TASK PROMPT - Copy the lines below, changing every "Vārds:" to "Vārds un uzvārds:" and leaving the rest as it is.

*** EXTRACTED INFORMATION ***

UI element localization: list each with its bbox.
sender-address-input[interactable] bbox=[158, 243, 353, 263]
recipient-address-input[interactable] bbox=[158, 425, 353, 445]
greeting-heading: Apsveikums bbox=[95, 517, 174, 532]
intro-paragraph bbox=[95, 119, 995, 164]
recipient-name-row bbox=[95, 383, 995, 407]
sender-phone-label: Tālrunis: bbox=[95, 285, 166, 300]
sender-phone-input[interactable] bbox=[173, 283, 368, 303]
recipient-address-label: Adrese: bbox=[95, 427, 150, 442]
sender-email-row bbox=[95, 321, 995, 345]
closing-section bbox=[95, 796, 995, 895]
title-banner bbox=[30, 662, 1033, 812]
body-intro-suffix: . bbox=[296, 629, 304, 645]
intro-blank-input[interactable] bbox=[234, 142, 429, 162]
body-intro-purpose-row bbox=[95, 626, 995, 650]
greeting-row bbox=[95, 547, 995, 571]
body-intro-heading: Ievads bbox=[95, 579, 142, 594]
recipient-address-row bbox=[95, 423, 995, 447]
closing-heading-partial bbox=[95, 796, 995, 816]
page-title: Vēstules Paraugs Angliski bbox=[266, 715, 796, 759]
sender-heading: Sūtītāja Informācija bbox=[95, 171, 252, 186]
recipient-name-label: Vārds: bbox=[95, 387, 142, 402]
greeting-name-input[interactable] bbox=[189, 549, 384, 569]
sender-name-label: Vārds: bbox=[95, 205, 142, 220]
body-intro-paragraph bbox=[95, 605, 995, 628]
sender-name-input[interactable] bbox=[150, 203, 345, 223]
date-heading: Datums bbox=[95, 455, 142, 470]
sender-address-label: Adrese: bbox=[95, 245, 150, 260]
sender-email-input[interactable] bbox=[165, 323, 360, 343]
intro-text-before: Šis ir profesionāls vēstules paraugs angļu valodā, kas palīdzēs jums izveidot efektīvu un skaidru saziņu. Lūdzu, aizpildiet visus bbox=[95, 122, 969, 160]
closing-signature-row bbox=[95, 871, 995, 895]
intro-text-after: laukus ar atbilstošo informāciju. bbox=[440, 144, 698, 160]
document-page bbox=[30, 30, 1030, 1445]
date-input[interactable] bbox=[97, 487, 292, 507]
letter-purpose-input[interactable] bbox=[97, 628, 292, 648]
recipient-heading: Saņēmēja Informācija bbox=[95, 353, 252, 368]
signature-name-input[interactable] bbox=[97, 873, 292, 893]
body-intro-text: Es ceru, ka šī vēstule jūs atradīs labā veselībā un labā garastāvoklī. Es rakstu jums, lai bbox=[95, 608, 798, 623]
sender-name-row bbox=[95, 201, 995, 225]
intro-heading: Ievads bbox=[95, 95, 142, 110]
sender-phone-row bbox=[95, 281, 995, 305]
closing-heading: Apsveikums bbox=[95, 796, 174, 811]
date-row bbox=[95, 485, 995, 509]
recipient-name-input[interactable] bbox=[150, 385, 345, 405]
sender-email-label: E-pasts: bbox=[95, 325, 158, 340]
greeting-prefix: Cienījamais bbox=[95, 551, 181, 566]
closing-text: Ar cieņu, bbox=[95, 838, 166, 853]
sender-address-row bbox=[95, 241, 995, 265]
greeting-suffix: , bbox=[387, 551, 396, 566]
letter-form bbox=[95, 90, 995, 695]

***

WRITTEN RESPONSE -
UI element localization: list each with its bbox.
sender-address-input[interactable] bbox=[158, 243, 353, 263]
recipient-address-input[interactable] bbox=[158, 425, 353, 445]
greeting-heading: Apsveikums bbox=[95, 517, 174, 532]
intro-paragraph bbox=[95, 119, 995, 164]
recipient-name-row bbox=[95, 383, 995, 407]
sender-phone-label: Tālrunis: bbox=[95, 285, 166, 300]
sender-phone-input[interactable] bbox=[173, 283, 368, 303]
recipient-address-label: Adrese: bbox=[95, 427, 150, 442]
sender-email-row bbox=[95, 321, 995, 345]
closing-section bbox=[95, 796, 995, 895]
title-banner bbox=[30, 662, 1033, 812]
body-intro-suffix: . bbox=[296, 629, 304, 645]
intro-blank-input[interactable] bbox=[234, 142, 429, 162]
body-intro-purpose-row bbox=[95, 626, 995, 650]
greeting-row bbox=[95, 547, 995, 571]
body-intro-heading: Ievads bbox=[95, 579, 142, 594]
recipient-address-row bbox=[95, 423, 995, 447]
closing-heading-partial bbox=[95, 796, 995, 816]
page-title: Vēstules Paraugs Angliski bbox=[266, 715, 796, 759]
sender-heading: Sūtītāja Informācija bbox=[95, 171, 252, 186]
recipient-name-label: Vārds un uzvārds: bbox=[95, 387, 142, 402]
greeting-name-input[interactable] bbox=[189, 549, 384, 569]
sender-name-label: Vārds un uzvārds: bbox=[95, 205, 142, 220]
body-intro-paragraph bbox=[95, 605, 995, 628]
sender-name-input[interactable] bbox=[150, 203, 345, 223]
date-heading: Datums bbox=[95, 455, 142, 470]
sender-address-label: Adrese: bbox=[95, 245, 150, 260]
sender-email-input[interactable] bbox=[165, 323, 360, 343]
intro-text-before: Šis ir profesionāls vēstules paraugs angļu valodā, kas palīdzēs jums izveidot efektīvu un skaidru saziņu. Lūdzu, aizpildiet visus bbox=[95, 122, 969, 160]
closing-signature-row bbox=[95, 871, 995, 895]
intro-text-after: laukus ar atbilstošo informāciju. bbox=[440, 144, 698, 160]
document-page bbox=[30, 30, 1030, 1445]
date-input[interactable] bbox=[97, 487, 292, 507]
letter-purpose-input[interactable] bbox=[97, 628, 292, 648]
recipient-heading: Saņēmēja Informācija bbox=[95, 353, 252, 368]
signature-name-input[interactable] bbox=[97, 873, 292, 893]
body-intro-text: Es ceru, ka šī vēstule jūs atradīs labā veselībā un labā garastāvoklī. Es rakstu jums, lai bbox=[95, 608, 798, 623]
sender-name-row bbox=[95, 201, 995, 225]
intro-heading: Ievads bbox=[95, 95, 142, 110]
sender-phone-row bbox=[95, 281, 995, 305]
closing-heading: Apsveikums bbox=[95, 796, 174, 811]
date-row bbox=[95, 485, 995, 509]
recipient-name-input[interactable] bbox=[150, 385, 345, 405]
sender-email-label: E-pasts: bbox=[95, 325, 158, 340]
greeting-prefix: Cienījamais bbox=[95, 551, 181, 566]
closing-text: Ar cieņu, bbox=[95, 838, 166, 853]
sender-address-row bbox=[95, 241, 995, 265]
greeting-suffix: , bbox=[387, 551, 396, 566]
letter-form bbox=[95, 90, 995, 695]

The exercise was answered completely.